- **WHAT YOU SHOULD DO**:
Scan the records below. List lines holding "name".

- **PROVIDED MATERIAL**:
>> Begin

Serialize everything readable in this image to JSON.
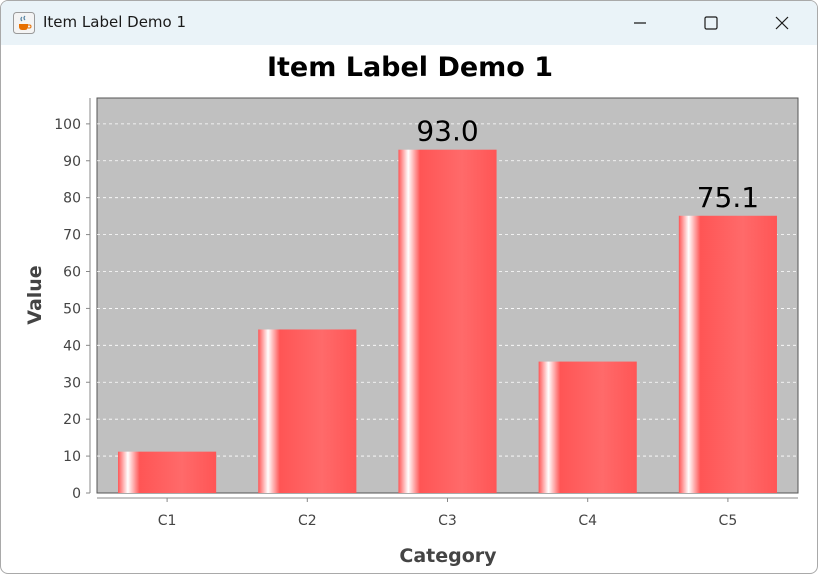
{
  "window": {
    "title": "Item Label Demo 1",
    "app_icon": "java-coffee-icon",
    "controls": {
      "minimize_icon": "minimize-icon",
      "maximize_icon": "maximize-icon",
      "close_icon": "close-icon"
    }
  },
  "chart_data": {
    "type": "bar",
    "title": "Item Label Demo 1",
    "xlabel": "Category",
    "ylabel": "Value",
    "categories": [
      "C1",
      "C2",
      "C3",
      "C4",
      "C5"
    ],
    "values": [
      11.2,
      44.3,
      93.0,
      35.6,
      75.1
    ],
    "item_labels": [
      "",
      "",
      "93.0",
      "",
      "75.1"
    ],
    "ylim": [
      0,
      107
    ],
    "yticks": [
      0,
      10,
      20,
      30,
      40,
      50,
      60,
      70,
      80,
      90,
      100
    ],
    "grid": true,
    "legend": "none",
    "colors": {
      "bar": "#ff5555",
      "bar_highlight": "#ffffff",
      "plot_background": "#c0c0c0",
      "gridline": "#ffffff"
    }
  }
}
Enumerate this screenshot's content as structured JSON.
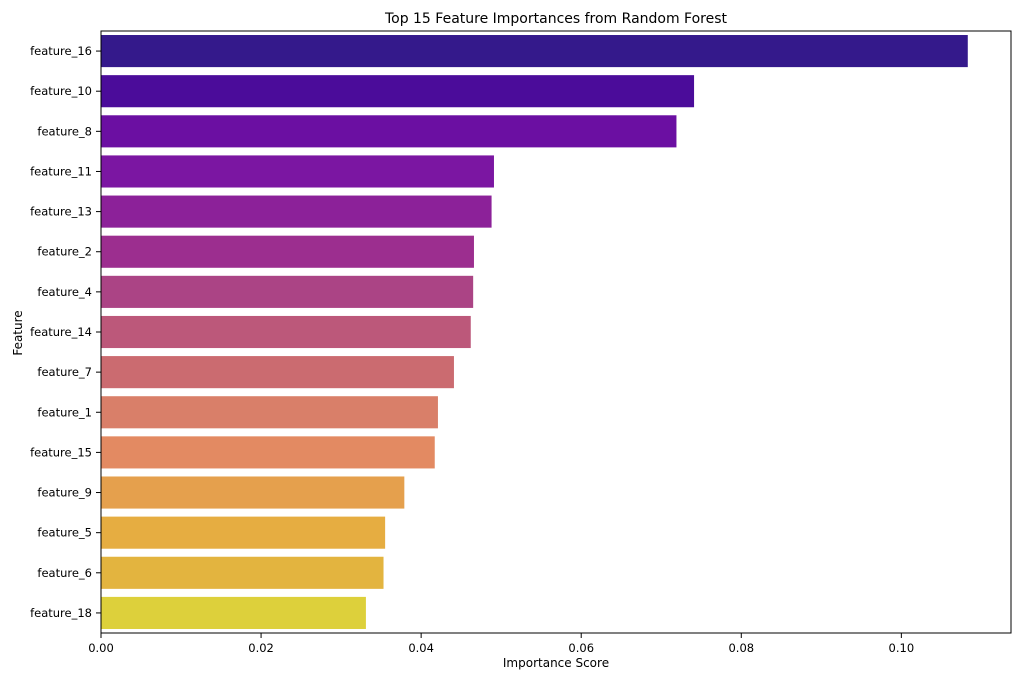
{
  "chart_data": {
    "type": "bar",
    "orientation": "horizontal",
    "title": "Top 15 Feature Importances from Random Forest",
    "xlabel": "Importance Score",
    "ylabel": "Feature",
    "xlim": [
      0,
      0.1137
    ],
    "xticks": [
      0.0,
      0.02,
      0.04,
      0.06,
      0.08,
      0.1
    ],
    "xtick_labels": [
      "0.00",
      "0.02",
      "0.04",
      "0.06",
      "0.08",
      "0.10"
    ],
    "grid": false,
    "legend": "none",
    "palette": "plasma",
    "categories": [
      "feature_16",
      "feature_10",
      "feature_8",
      "feature_11",
      "feature_13",
      "feature_2",
      "feature_4",
      "feature_14",
      "feature_7",
      "feature_1",
      "feature_15",
      "feature_9",
      "feature_5",
      "feature_6",
      "feature_18"
    ],
    "values": [
      0.1083,
      0.0741,
      0.0719,
      0.0491,
      0.0488,
      0.0466,
      0.0465,
      0.0462,
      0.0441,
      0.0421,
      0.0417,
      0.0379,
      0.0355,
      0.0353,
      0.0331
    ],
    "colors": [
      "#34198b",
      "#4b0c9a",
      "#6b0fa2",
      "#7b16a2",
      "#8c2199",
      "#9c2e8f",
      "#ab4485",
      "#bc587a",
      "#cb6b70",
      "#d97f69",
      "#e38a62",
      "#e5a04d",
      "#e6ad41",
      "#e3b43f",
      "#ddd03b"
    ]
  }
}
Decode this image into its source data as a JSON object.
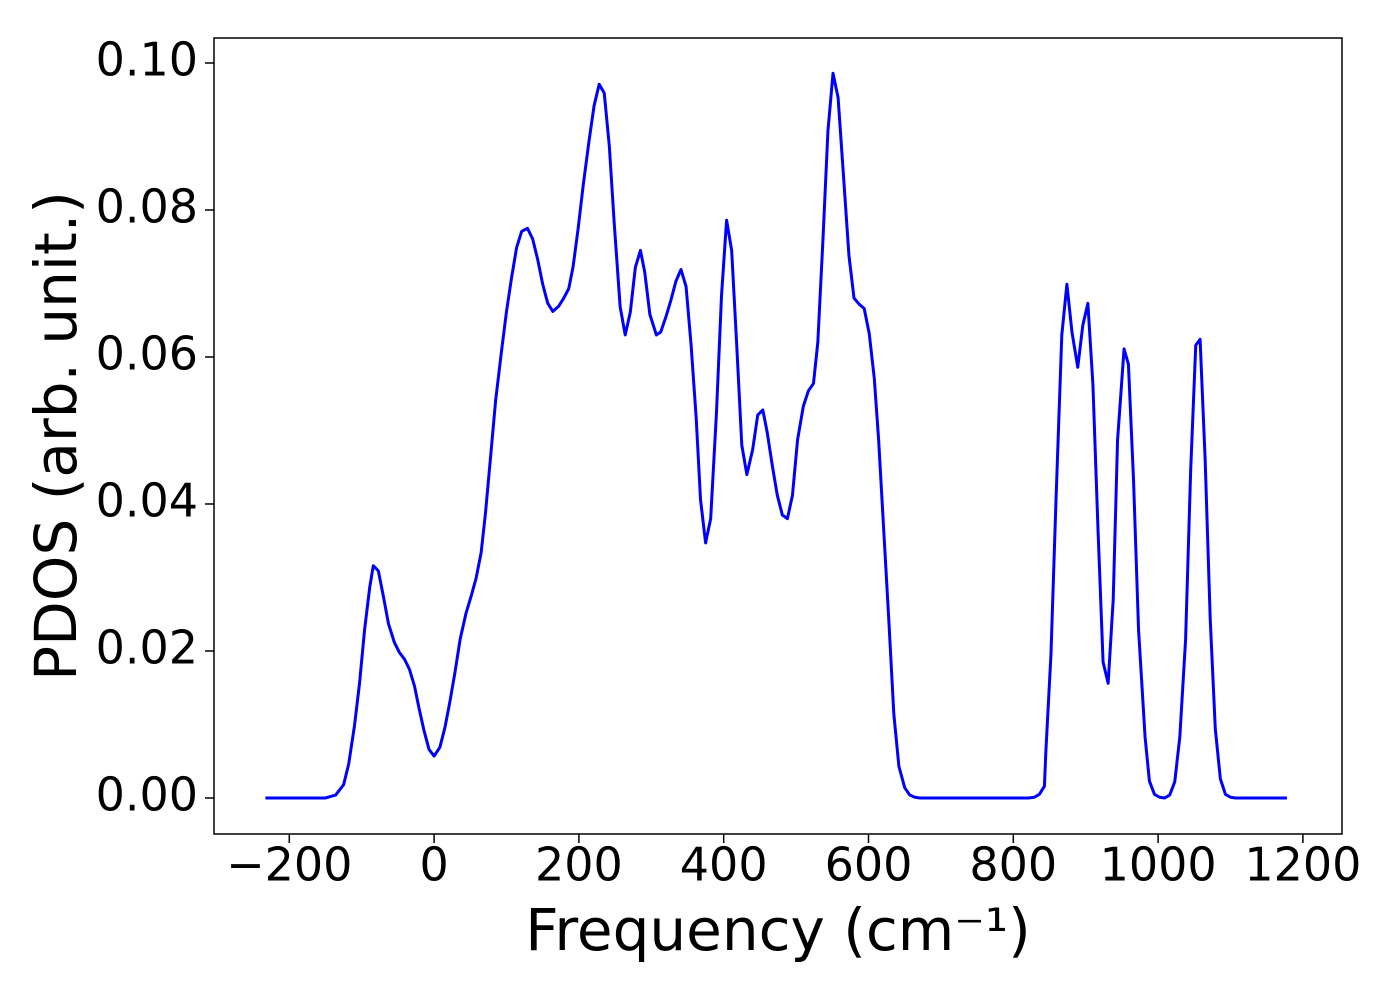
{
  "chart_data": {
    "type": "line",
    "color": "#0000ff",
    "xlabel": "Frequency (cm⁻¹)",
    "ylabel": "PDOS (arb. unit.)",
    "xlim": [
      -304,
      1254
    ],
    "ylim": [
      -0.0049,
      0.1034
    ],
    "xticks": [
      {
        "value": -200,
        "label": "−200"
      },
      0,
      200,
      400,
      600,
      800,
      1000,
      1200
    ],
    "yticks": [
      {
        "value": 0,
        "label": "0.00"
      },
      0.02,
      0.04,
      0.06,
      0.08,
      {
        "value": 0.1,
        "label": "0.10"
      }
    ],
    "x": [
      -233,
      -200,
      -150,
      -136,
      -125,
      -118,
      -110,
      -103,
      -96,
      -89,
      -84,
      -77,
      -70,
      -63,
      -55,
      -48,
      -41,
      -34,
      -27,
      -21,
      -14,
      -7,
      0,
      8,
      15,
      22,
      29,
      36,
      44,
      51,
      58,
      65,
      71,
      78,
      85,
      93,
      100,
      107,
      114,
      121,
      129,
      136,
      143,
      150,
      157,
      164,
      172,
      179,
      186,
      192,
      199,
      206,
      214,
      221,
      228,
      235,
      242,
      249,
      257,
      264,
      271,
      278,
      285,
      291,
      298,
      307,
      313,
      320,
      327,
      334,
      341,
      348,
      355,
      362,
      368,
      375,
      382,
      390,
      397,
      404,
      411,
      418,
      425,
      432,
      440,
      447,
      454,
      460,
      467,
      474,
      481,
      488,
      495,
      502,
      510,
      517,
      524,
      530,
      537,
      544,
      551,
      558,
      565,
      573,
      580,
      587,
      594,
      601,
      608,
      614,
      621,
      628,
      635,
      642,
      650,
      657,
      664,
      671,
      821,
      829,
      836,
      843,
      845,
      852,
      859,
      867,
      874,
      881,
      889,
      896,
      903,
      910,
      917,
      924,
      931,
      938,
      944,
      953,
      959,
      966,
      973,
      982,
      988,
      995,
      1002,
      1009,
      1016,
      1023,
      1030,
      1038,
      1045,
      1052,
      1058,
      1065,
      1072,
      1079,
      1086,
      1093,
      1100,
      1107,
      1178
    ],
    "values": [
      0,
      0,
      0,
      0.0004,
      0.0018,
      0.0046,
      0.0098,
      0.0156,
      0.0229,
      0.0286,
      0.0316,
      0.0309,
      0.0274,
      0.0237,
      0.0212,
      0.0198,
      0.0189,
      0.0175,
      0.0152,
      0.0123,
      0.0092,
      0.0066,
      0.0057,
      0.0069,
      0.0096,
      0.0132,
      0.0172,
      0.0216,
      0.0251,
      0.0274,
      0.0299,
      0.0334,
      0.0388,
      0.0464,
      0.0541,
      0.0607,
      0.0662,
      0.0708,
      0.0749,
      0.0771,
      0.0775,
      0.0761,
      0.0733,
      0.0699,
      0.0673,
      0.0662,
      0.0669,
      0.068,
      0.0693,
      0.0723,
      0.0775,
      0.0834,
      0.0894,
      0.0942,
      0.0971,
      0.0959,
      0.0887,
      0.0779,
      0.0668,
      0.063,
      0.0661,
      0.0722,
      0.0745,
      0.0715,
      0.0658,
      0.063,
      0.0634,
      0.0654,
      0.0677,
      0.0703,
      0.0719,
      0.0696,
      0.0616,
      0.0517,
      0.0406,
      0.0347,
      0.038,
      0.0524,
      0.0684,
      0.0786,
      0.0745,
      0.0616,
      0.048,
      0.044,
      0.0474,
      0.0521,
      0.0528,
      0.0498,
      0.0453,
      0.0412,
      0.0385,
      0.038,
      0.0412,
      0.0487,
      0.0533,
      0.0554,
      0.0564,
      0.062,
      0.0758,
      0.0908,
      0.0986,
      0.0953,
      0.0853,
      0.0738,
      0.068,
      0.0672,
      0.0666,
      0.0632,
      0.0571,
      0.0487,
      0.0365,
      0.0243,
      0.0114,
      0.0043,
      0.0014,
      0.0004,
      0.0001,
      0,
      0,
      0.0001,
      0.0005,
      0.0016,
      0.0064,
      0.0195,
      0.0406,
      0.063,
      0.0699,
      0.0634,
      0.0586,
      0.0643,
      0.0673,
      0.0562,
      0.0365,
      0.0185,
      0.0156,
      0.027,
      0.0487,
      0.0611,
      0.059,
      0.0434,
      0.0229,
      0.0083,
      0.0023,
      0.0005,
      0.0001,
      0,
      0.0004,
      0.0022,
      0.0083,
      0.0216,
      0.0446,
      0.0616,
      0.0624,
      0.046,
      0.0243,
      0.0094,
      0.0026,
      0.0005,
      0.0001,
      0,
      0
    ]
  }
}
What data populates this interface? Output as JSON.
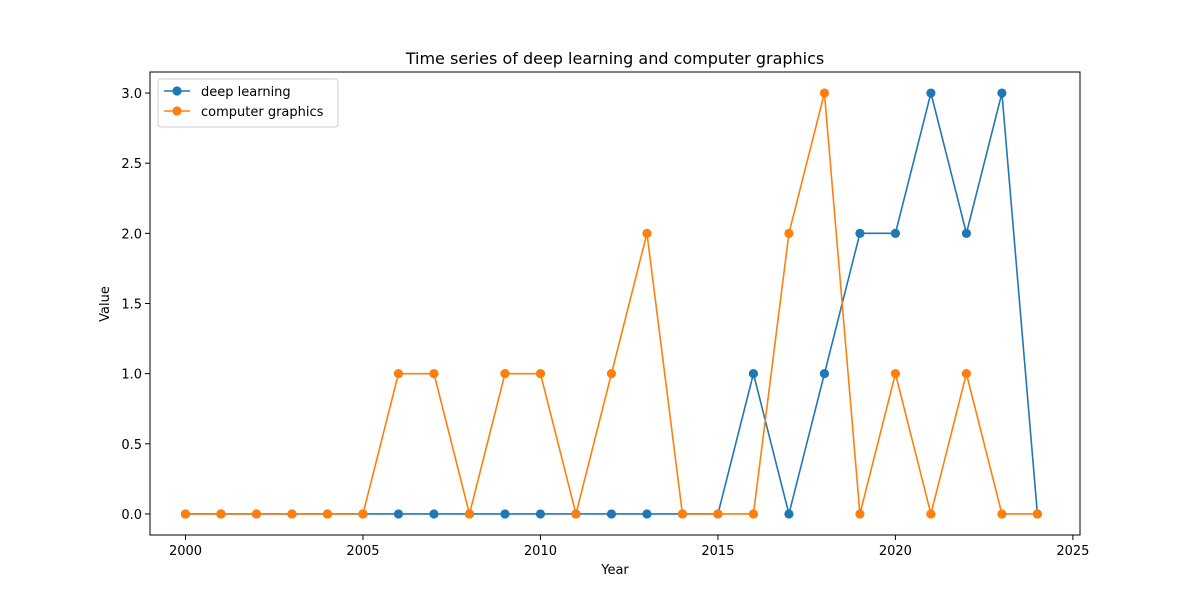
{
  "chart_data": {
    "type": "line",
    "title": "Time series of deep learning and computer graphics",
    "xlabel": "Year",
    "ylabel": "Value",
    "x": [
      2000,
      2001,
      2002,
      2003,
      2004,
      2005,
      2006,
      2007,
      2008,
      2009,
      2010,
      2011,
      2012,
      2013,
      2014,
      2015,
      2016,
      2017,
      2018,
      2019,
      2020,
      2021,
      2022,
      2023,
      2024
    ],
    "xlim": [
      1999,
      2025.2
    ],
    "ylim": [
      -0.15,
      3.15
    ],
    "xticks": [
      2000,
      2005,
      2010,
      2015,
      2020,
      2025
    ],
    "xtick_labels": [
      "2000",
      "2005",
      "2010",
      "2015",
      "2020",
      "2025"
    ],
    "yticks": [
      0.0,
      0.5,
      1.0,
      1.5,
      2.0,
      2.5,
      3.0
    ],
    "ytick_labels": [
      "0.0",
      "0.5",
      "1.0",
      "1.5",
      "2.0",
      "2.5",
      "3.0"
    ],
    "grid": false,
    "legend_position": "top-left",
    "series": [
      {
        "name": "deep learning",
        "color": "#1f77b4",
        "values": [
          0,
          0,
          0,
          0,
          0,
          0,
          0,
          0,
          0,
          0,
          0,
          0,
          0,
          0,
          0,
          0,
          1,
          0,
          1,
          2,
          2,
          3,
          2,
          3,
          0
        ]
      },
      {
        "name": "computer graphics",
        "color": "#ff7f0e",
        "values": [
          0,
          0,
          0,
          0,
          0,
          0,
          1,
          1,
          0,
          1,
          1,
          0,
          1,
          2,
          0,
          0,
          0,
          2,
          3,
          0,
          1,
          0,
          1,
          0,
          0
        ]
      }
    ]
  }
}
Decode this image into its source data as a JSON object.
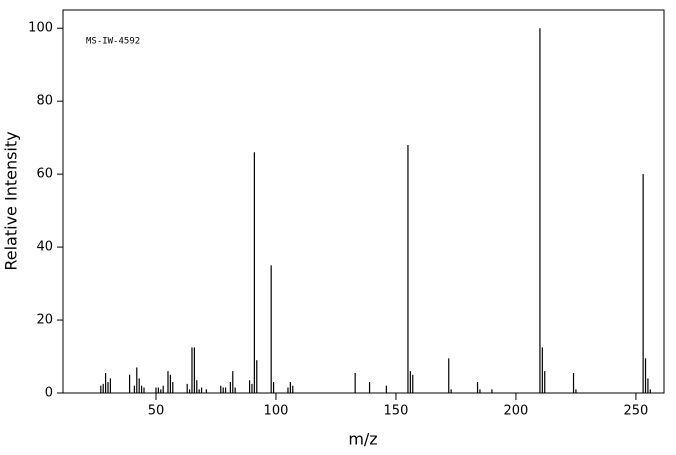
{
  "chart_data": {
    "type": "bar",
    "annotation": "MS-IW-4592",
    "x_label": "m/z",
    "y_label": "Relative Intensity",
    "color": "#000000",
    "x": [
      27,
      28,
      29,
      30,
      31,
      39,
      41,
      42,
      43,
      44,
      45,
      50,
      51,
      52,
      53,
      55,
      56,
      57,
      63,
      64,
      65,
      66,
      67,
      68,
      69,
      71,
      77,
      78,
      79,
      81,
      82,
      83,
      89,
      90,
      91,
      92,
      98,
      99,
      105,
      106,
      107,
      133,
      139,
      146,
      155,
      156,
      157,
      172,
      173,
      184,
      185,
      190,
      210,
      211,
      212,
      224,
      225,
      253,
      254,
      255,
      256
    ],
    "values": [
      2,
      2.5,
      5.5,
      3,
      4,
      5,
      2,
      7,
      4,
      2,
      1.5,
      1.5,
      1.5,
      1,
      2,
      6,
      5,
      3,
      2.5,
      1,
      12.5,
      12.5,
      3.5,
      1,
      1.5,
      1,
      2,
      1.5,
      1.5,
      3,
      6,
      1.5,
      3.5,
      2.5,
      66,
      9,
      35,
      3,
      1.5,
      3,
      2,
      5.5,
      3,
      2,
      68,
      6,
      5,
      9.5,
      1,
      3,
      1,
      1,
      100,
      12.5,
      6,
      5.5,
      1,
      60,
      9.5,
      4,
      1
    ],
    "xlim": [
      11.25,
      261.7
    ],
    "ylim": [
      0,
      105
    ],
    "xticks": [
      50,
      100,
      150,
      200,
      250
    ],
    "yticks": [
      0,
      20,
      40,
      60,
      80,
      100
    ]
  }
}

>> End

- **ANSWER FOR THE TASK**:
        "name": "deep learning",
        "name": "computer graphics",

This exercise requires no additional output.